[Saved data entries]

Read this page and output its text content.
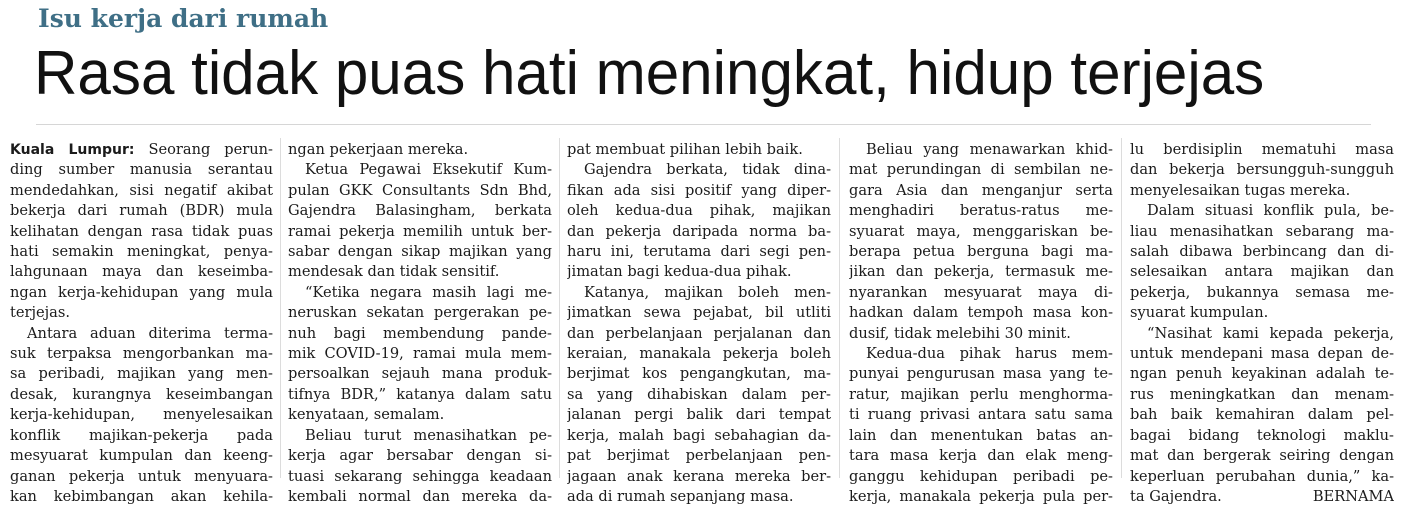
Isu kerja dari rumah
Rasa tidak puas hati meningkat, hidup terjejas

Kuala Lumpur: Seorang perun-

ding sumber manusia serantau

mendedahkan, sisi negatif akibat

bekerja dari rumah (BDR) mula

kelihatan dengan rasa tidak puas

hati semakin meningkat, penya-

lahgunaan maya dan keseimba-

ngan kerja-kehidupan yang mula

terjejas.

Antara aduan diterima terma-

suk terpaksa mengorbankan ma-

sa peribadi, majikan yang men-

desak, kurangnya keseimbangan

kerja-kehidupan, menyelesaikan

konflik majikan-pekerja pada

mesyuarat kumpulan dan keeng-

ganan pekerja untuk menyuara-

kan kebimbangan akan kehila-

ngan pekerjaan mereka.

Ketua Pegawai Eksekutif Kum-

pulan GKK Consultants Sdn Bhd,

Gajendra Balasingham, berkata

ramai pekerja memilih untuk ber-

sabar dengan sikap majikan yang

mendesak dan tidak sensitif.

“Ketika negara masih lagi me-

neruskan sekatan pergerakan pe-

nuh bagi membendung pande-

mik COVID-19, ramai mula mem-

persoalkan sejauh mana produk-

tifnya BDR,” katanya dalam satu

kenyataan, semalam.

Beliau turut menasihatkan pe-

kerja agar bersabar dengan si-

tuasi sekarang sehingga keadaan

kembali normal dan mereka da-

pat membuat pilihan lebih baik.

Gajendra berkata, tidak dina-

fikan ada sisi positif yang diper-

oleh kedua-dua pihak, majikan

dan pekerja daripada norma ba-

haru ini, terutama dari segi pen-

jimatan bagi kedua-dua pihak.

Katanya, majikan boleh men-

jimatkan sewa pejabat, bil utliti

dan perbelanjaan perjalanan dan

keraian, manakala pekerja boleh

berjimat kos pengangkutan, ma-

sa yang dihabiskan dalam per-

jalanan pergi balik dari tempat

kerja, malah bagi sebahagian da-

pat berjimat perbelanjaan pen-

jagaan anak kerana mereka ber-

ada di rumah sepanjang masa.

Beliau yang menawarkan khid-

mat perundingan di sembilan ne-

gara Asia dan menganjur serta

menghadiri beratus-ratus me-

syuarat maya, menggariskan be-

berapa petua berguna bagi ma-

jikan dan pekerja, termasuk me-

nyarankan mesyuarat maya di-

hadkan dalam tempoh masa kon-

dusif, tidak melebihi 30 minit.

Kedua-dua pihak harus mem-

punyai pengurusan masa yang te-

ratur, majikan perlu menghormа-

ti ruang privasi antara satu sama

lain dan menentukan batas an-

tara masa kerja dan elak meng-

ganggu kehidupan peribadi pe-

kerja, manakala pekerja pula per-

lu berdisiplin mematuhi masa

dan bekerja bersungguh-sungguh

menyelesaikan tugas mereka.

Dalam situasi konflik pula, be-

liau menasihatkan sebarang ma-

salah dibawa berbincang dan di-

selesaikan antara majikan dan

pekerja, bukannya semasa me-

syuarat kumpulan.

“Nasihat kami kepada pekerja,

untuk mendepani masa depan de-

ngan penuh keyakinan adalah te-

rus meningkatkan dan menam-

bah baik kemahiran dalam pel-

bagai bidang teknologi maklu-

mat dan bergerak seiring dengan

keperluan perubahan dunia,” ka-

ta Gajendra.	BERNAMA
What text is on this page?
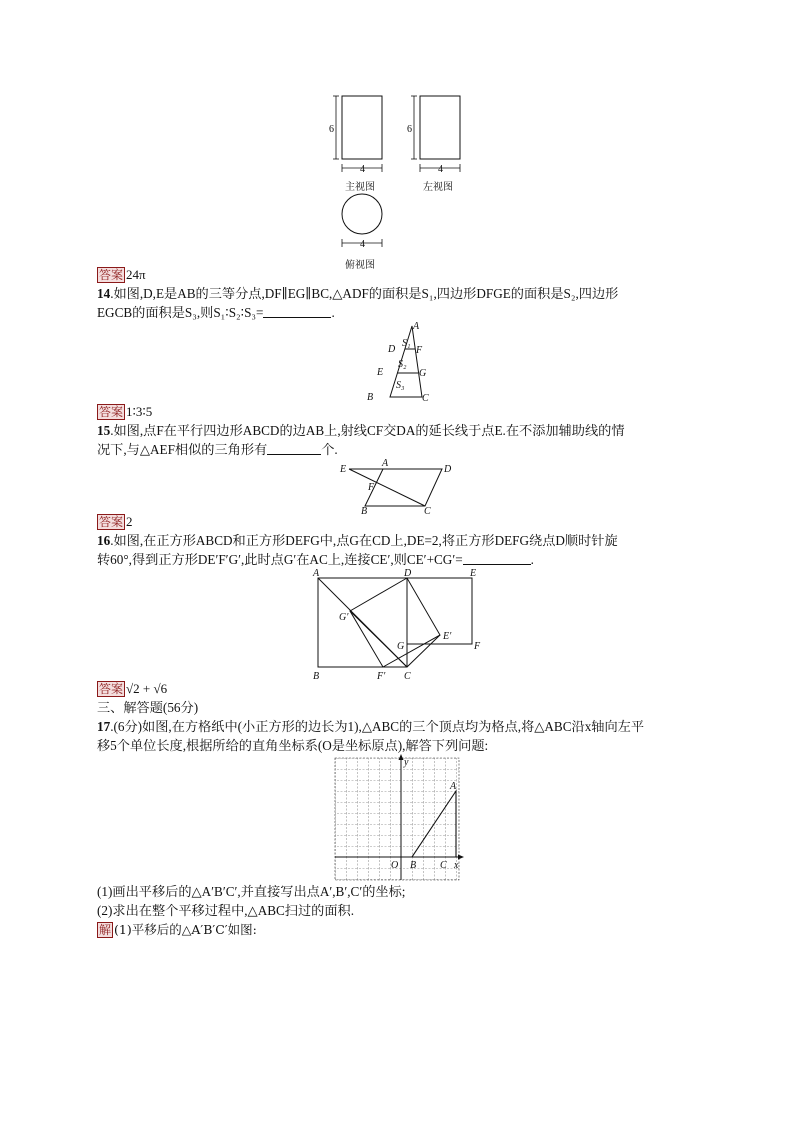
6
4
6
4
4
主视图	左视图
俯视图
答案 24π
14.如图,D,E是AB的三等分点,DF∥EG∥BC,△ADF的面积是S₁,四边形DFGE的面积是S₂,四边形
EGCB的面积是S₃,则S₁∶S₂∶S₃=	.
A
S₁
D F
S₂
E	G
S₃
B	C
答案 1∶3∶5
15.如图,点F在平行四边形ABCD的边AB上,射线CF交DA的延长线于点E.在不添加辅助线的情
况下,与△AEF相似的三角形有	个.
E
A
D
F
B	C
答案 2
16.如图,在正方形ABCD和正方形DEFG中,点G在CD上,DE=2,将正方形DEFG绕点D顺时针旋
转60°,得到正方形DE′F′G′,此时点G′在AC上,连接CE′,则CE′+CG′=	.
A	D	E
G′
G
E′
F
B	F′ C
答案 √2 + √6
三、解答题(56分)
17.(6分)如图,在方格纸中(小正方形的边长为1),△ABC的三个顶点均为格点,将△ABC沿x轴向左平
移5个单位长度,根据所给的直角坐标系(O是坐标原点),解答下列问题:
y
A
O B C x
(1)画出平移后的△A′B′C′,并直接写出点A′,B′,C′的坐标;
(2)求出在整个平移过程中,△ABC扫过的面积.
解 (1)平移后的△A′B′C′如图:
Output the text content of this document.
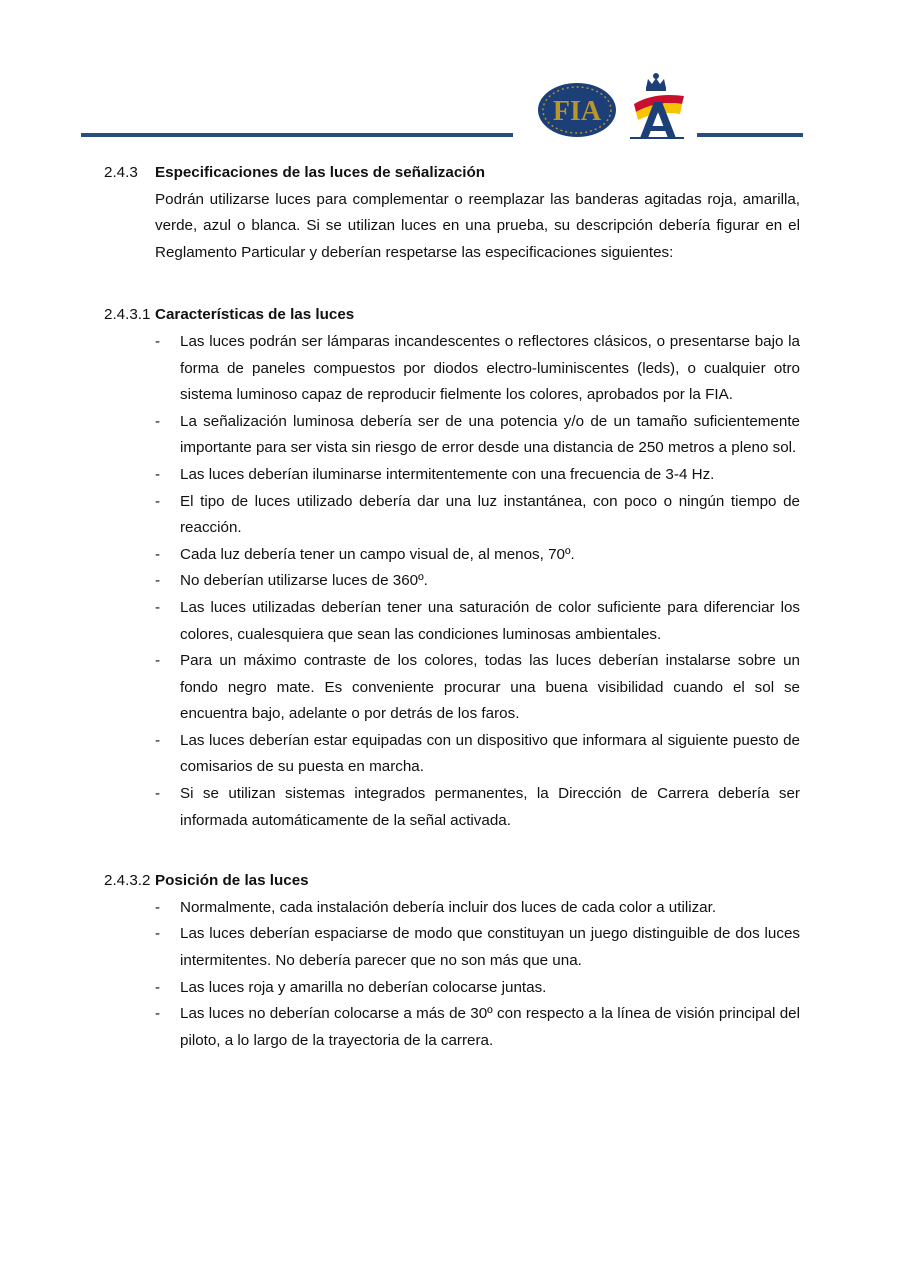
FIA
2.4.3	Especificaciones de las luces de señalización
Podrán utilizarse luces para complementar o reemplazar las banderas agitadas roja, amarilla, verde, azul o blanca. Si se utilizan luces en una prueba, su descripción debería figurar en el Reglamento Particular y deberían respetarse las especificaciones siguientes:
2.4.3.1 Características de las luces
-	Las luces podrán ser lámparas incandescentes o reflectores clásicos, o presentarse bajo la forma de paneles compuestos por diodos electro-luminiscentes (leds), o cualquier otro sistema luminoso capaz de reproducir fielmente los colores, aprobados por la FIA.
-	La señalización luminosa debería ser de una potencia y/o de un tamaño suficientemente importante para ser vista sin riesgo de error desde una distancia de 250 metros a pleno sol.
-	Las luces deberían iluminarse intermitentemente con una frecuencia de 3-4 Hz.
-	El tipo de luces utilizado debería dar una luz instantánea, con poco o ningún tiempo de reacción.
-	Cada luz debería tener un campo visual de, al menos, 70º.
-	No deberían utilizarse luces de 360º.
-	Las luces utilizadas deberían tener una saturación de color suficiente para diferenciar los colores, cualesquiera que sean las condiciones luminosas ambientales.
-	Para un máximo contraste de los colores, todas las luces deberían instalarse sobre un fondo negro mate. Es conveniente procurar una buena visibilidad cuando el sol se encuentra bajo, adelante o por detrás de los faros.
-	Las luces deberían estar equipadas con un dispositivo que informara al siguiente puesto de comisarios de su puesta en marcha.
-	Si se utilizan sistemas integrados permanentes, la Dirección de Carrera debería ser informada automáticamente de la señal activada.
2.4.3.2 Posición de las luces
-	Normalmente, cada instalación debería incluir dos luces de cada color a utilizar.
-	Las luces deberían espaciarse de modo que constituyan un juego distinguible de dos luces intermitentes. No debería parecer que no son más que una.
-	Las luces roja y amarilla no deberían colocarse juntas.
-	Las luces no deberían colocarse a más de 30º con respecto a la línea de visión principal del piloto, a lo largo de la trayectoria de la carrera.
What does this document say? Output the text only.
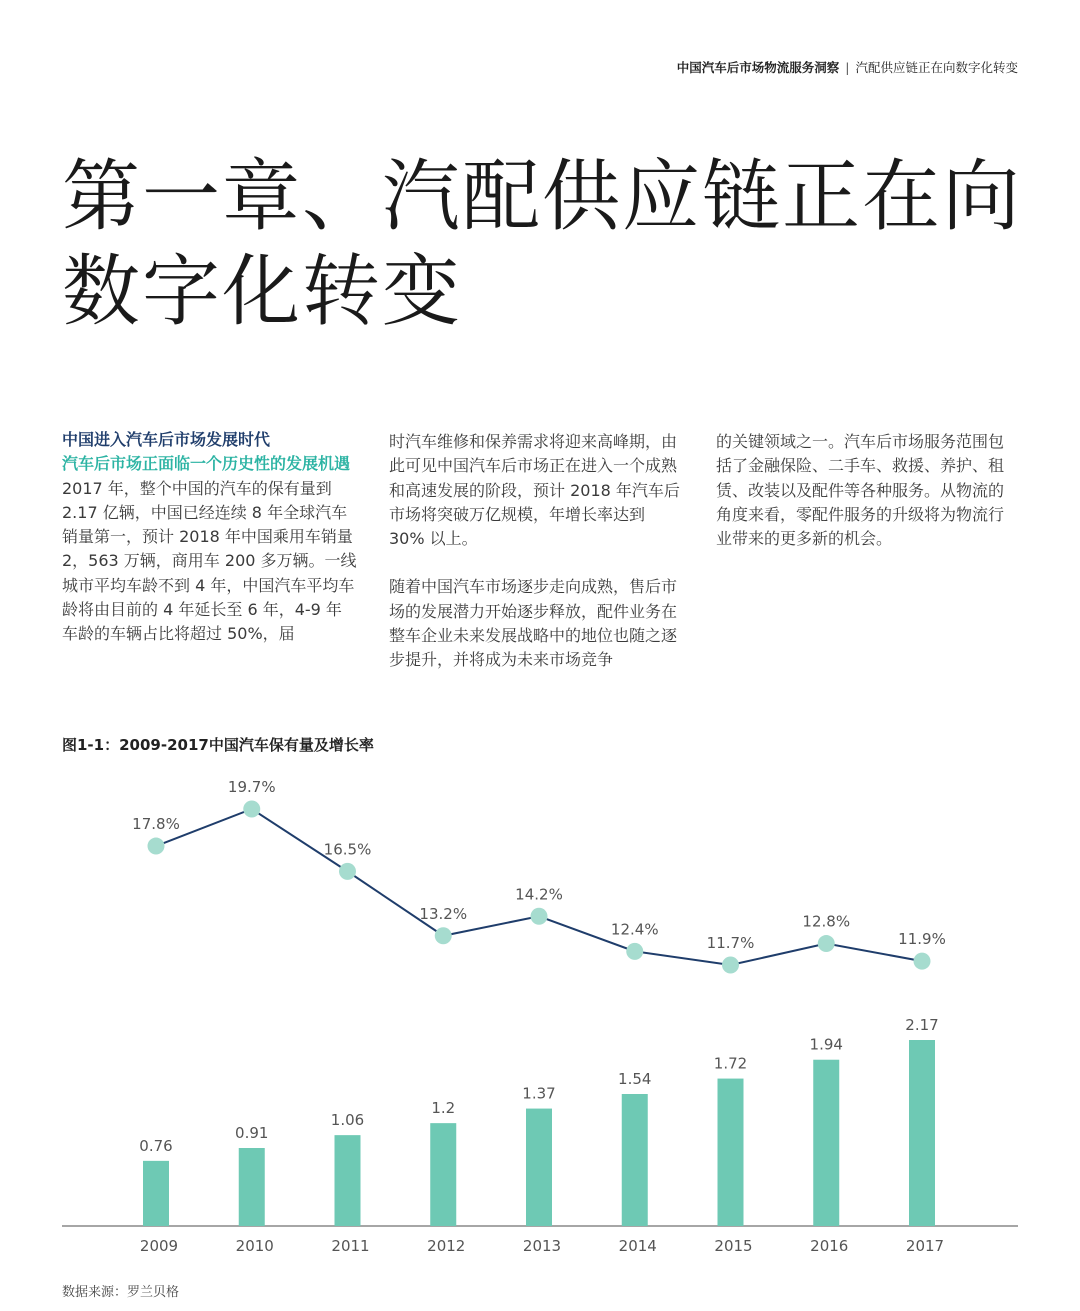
中国汽车后市场物流服务洞察 | 汽配供应链正在向数字化转变
第一章、汽配供应链正在向
数字化转变

中国进入汽车后市场发展时代

汽车后市场正面临一个历史性的发展机遇

2017 年，整个中国的汽车的保有量到 2.17 亿辆，中国已经连续 8 年全球汽车销量第一，预计 2018 年中国乘用车销量 2，563 万辆，商用车 200 多万辆。一线城市平均车龄不到 4 年，中国汽车平均车龄将由目前的 4 年延长至 6 年，4-9 年车龄的车辆占比将超过 50%，届

时汽车维修和保养需求将迎来高峰期，由此可见中国汽车后市场正在进入一个成熟和高速发展的阶段，预计 2018 年汽车后市场将突破万亿规模，年增长率达到 30% 以上。

随着中国汽车市场逐步走向成熟，售后市场的发展潜力开始逐步释放，配件业务在整车企业未来发展战略中的地位也随之逐步提升，并将成为未来市场竞争

的关键领域之一。汽车后市场服务范围包括了金融保险、二手车、救援、养护、租赁、改装以及配件等各种服务。从物流的角度来看，零配件服务的升级将为物流行业带来的更多新的机会。

图1-1：2009-2017中国汽车保有量及增长率
0.76
2009
0.91
2010
1.06
2011
1.2
2012
1.37
2013
1.54
2014
1.72
2015
1.94
2016
2.17
2017
17.8%
19.7%
16.5%
13.2%
14.2%
12.4%
11.7%
12.8%
11.9%
数据来源：罗兰贝格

GOAL OF THE EXERCISE »
Count up the lines in the listing that hold the word "ramai", and give that number only.

EXERCISE ANSWER »
2